* [Data entries]
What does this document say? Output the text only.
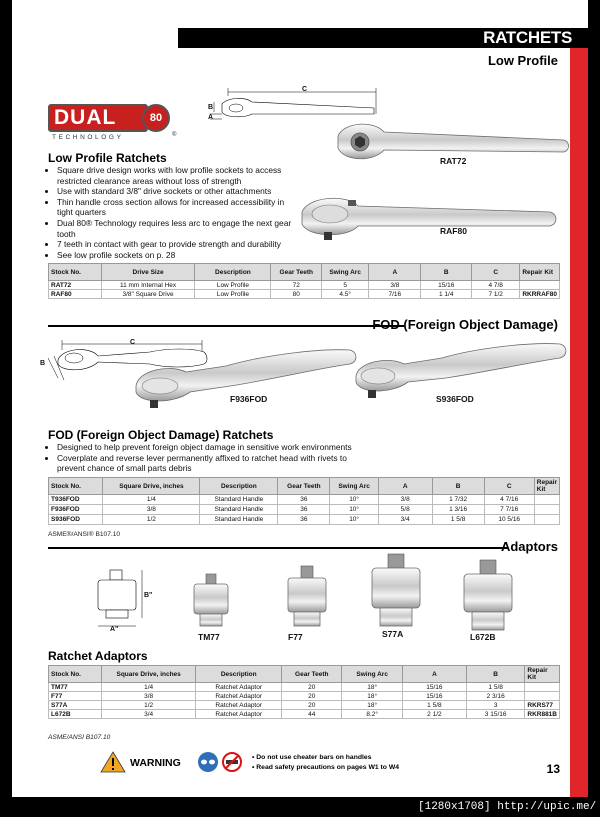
RATCHETS
Low Profile
DUAL	80
TECHNOLOGY	®
C
B
A
RAT72
RAF80
Low Profile Ratchets
• Square drive design works with low profile sockets to access restricted clearance areas without loss of strength
• Use with standard 3/8" drive sockets or other attachments
• Thin handle cross section allows for increased accessibility in tight quarters
• Dual 80® Technology requires less arc to engage the next gear tooth
• 7 teeth in contact with gear to provide strength and durability
• See low profile sockets on p. 28
Stock No.	Drive Size	Description	Gear Teeth	Swing Arc	A	B	C	Repair Kit
RAT72	11 mm Internal Hex	Low Profile	72	5	3/8	15/16	4 7/8	
RAF80	3/8" Square Drive	Low Profile	80	4.5°	7/16	1 1/4	7 1/2	RKRRAF80
FOD (Foreign Object Damage)
C
B
F936FOD	S936FOD
FOD (Foreign Object Damage) Ratchets
• Designed to help prevent foreign object damage in sensitive work environments
• Coverplate and reverse lever permanently affixed to ratchet head with rivets to prevent chance of small parts debris
Stock No.	Square Drive, inches	Description	Gear Teeth	Swing Arc	A	B	C	Repair Kit
T936FOD	1/4	Standard Handle	36	10°	3/8	1 7/32	4 7/16	
F936FOD	3/8	Standard Handle	36	10°	5/8	1 3/16	7 7/16	
S936FOD	1/2	Standard Handle	36	10°	3/4	1 5/8	10 5/16	
ASME®/ANSI® B107.10
Adaptors
B"
A"
TM77	F77	S77A	L672B
Ratchet Adaptors
Stock No.	Square Drive, inches	Description	Gear Teeth	Swing Arc	A	B	Repair Kit
TM77	1/4	Ratchet Adaptor	20	18°	15/16	1 5/8	
F77	3/8	Ratchet Adaptor	20	18°	15/16	2 3/16	
S77A	1/2	Ratchet Adaptor	20	18°	1 5/8	3	RKRS77
L672B	3/4	Ratchet Adaptor	44	8.2°	2 1/2	3 15/16	RKR881B
ASME/ANSI B107.10
WARNING	• Do not use cheater bars on handles
• Read safety precautions on pages W1 to W4	13
[1280x1708] http://upic.me/
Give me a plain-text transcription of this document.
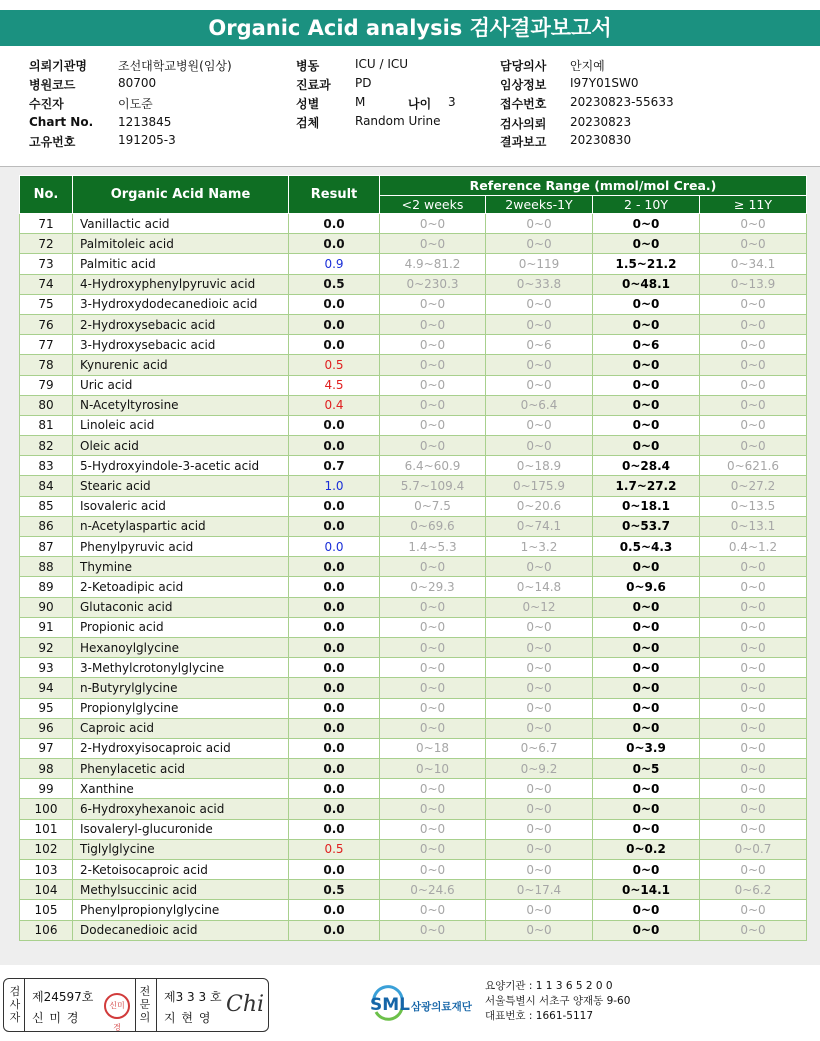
Organic Acid analysis 검사결과보고서
의뢰기관명	조선대학교병원(임상)
병원코드	80700
수진자	이도준
Chart No. 1213845
고유번호	191205-3
병동	ICU / ICU
진료과 PD
성별	M	나이 3
검체	Random Urine
담당의사 안지예
임상정보 I97Y01SW0
접수번호 20230823-55633
검사의뢰 20230823
결과보고 20230830
No.	Organic Acid Name	Result	Reference Range (mmol/mol Crea.)			
			<2 weeks	2weeks-1Y	2 - 10Y	≥ 11Y
71	Vanillactic acid	0.0	0~0	0~0	0~0	0~0
72	Palmitoleic acid	0.0	0~0	0~0	0~0	0~0
73	Palmitic acid	0.9	4.9~81.2	0~119	1.5~21.2	0~34.1
74	4-Hydroxyphenylpyruvic acid	0.5	0~230.3	0~33.8	0~48.1	0~13.9
75	3-Hydroxydodecanedioic acid	0.0	0~0	0~0	0~0	0~0
76	2-Hydroxysebacic acid	0.0	0~0	0~0	0~0	0~0
77	3-Hydroxysebacic acid	0.0	0~0	0~6	0~6	0~0
78	Kynurenic acid	0.5	0~0	0~0	0~0	0~0
79	Uric acid	4.5	0~0	0~0	0~0	0~0
80	N-Acetyltyrosine	0.4	0~0	0~6.4	0~0	0~0
81	Linoleic acid	0.0	0~0	0~0	0~0	0~0
82	Oleic acid	0.0	0~0	0~0	0~0	0~0
83	5-Hydroxyindole-3-acetic acid	0.7	6.4~60.9	0~18.9	0~28.4	0~621.6
84	Stearic acid	1.0	5.7~109.4	0~175.9	1.7~27.2	0~27.2
85	Isovaleric acid	0.0	0~7.5	0~20.6	0~18.1	0~13.5
86	n-Acetylaspartic acid	0.0	0~69.6	0~74.1	0~53.7	0~13.1
87	Phenylpyruvic acid	0.0	1.4~5.3	1~3.2	0.5~4.3	0.4~1.2
88	Thymine	0.0	0~0	0~0	0~0	0~0
89	2-Ketoadipic acid	0.0	0~29.3	0~14.8	0~9.6	0~0
90	Glutaconic acid	0.0	0~0	0~12	0~0	0~0
91	Propionic acid	0.0	0~0	0~0	0~0	0~0
92	Hexanoylglycine	0.0	0~0	0~0	0~0	0~0
93	3-Methylcrotonylglycine	0.0	0~0	0~0	0~0	0~0
94	n-Butyrylglycine	0.0	0~0	0~0	0~0	0~0
95	Propionylglycine	0.0	0~0	0~0	0~0	0~0
96	Caproic acid	0.0	0~0	0~0	0~0	0~0
97	2-Hydroxyisocaproic acid	0.0	0~18	0~6.7	0~3.9	0~0
98	Phenylacetic acid	0.0	0~10	0~9.2	0~5	0~0
99	Xanthine	0.0	0~0	0~0	0~0	0~0
100	6-Hydroxyhexanoic acid	0.0	0~0	0~0	0~0	0~0
101	Isovaleryl-glucuronide	0.0	0~0	0~0	0~0	0~0
102	Tiglylglycine	0.5	0~0	0~0	0~0.2	0~0.7
103	2-Ketoisocaproic acid	0.0	0~0	0~0	0~0	0~0
104	Methylsuccinic acid	0.5	0~24.6	0~17.4	0~14.1	0~6.2
105	Phenylpropionylglycine	0.0	0~0	0~0	0~0	0~0
106	Dodecanedioic acid	0.0	0~0	0~0	0~0	0~0
검사자
제24597호
신 미 경
신미경
전문의
제3 3 3 호
지 현 영
Chi	SML 삼광의료재단
요양기관 : 1 1 3 6 5 2 0 0
서울특별시 서초구 양재동 9-60
대표번호 : 1661-5117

* [What you need to do]
Using the entries above, find all lines with "Hydroxysebacic". Copy them.

* [Response for this exercise]
76	2-Hydroxysebacic acid	0.0	0~0	0~0	0~0	0~0
77	3-Hydroxysebacic acid	0.0	0~0	0~6	0~6	0~0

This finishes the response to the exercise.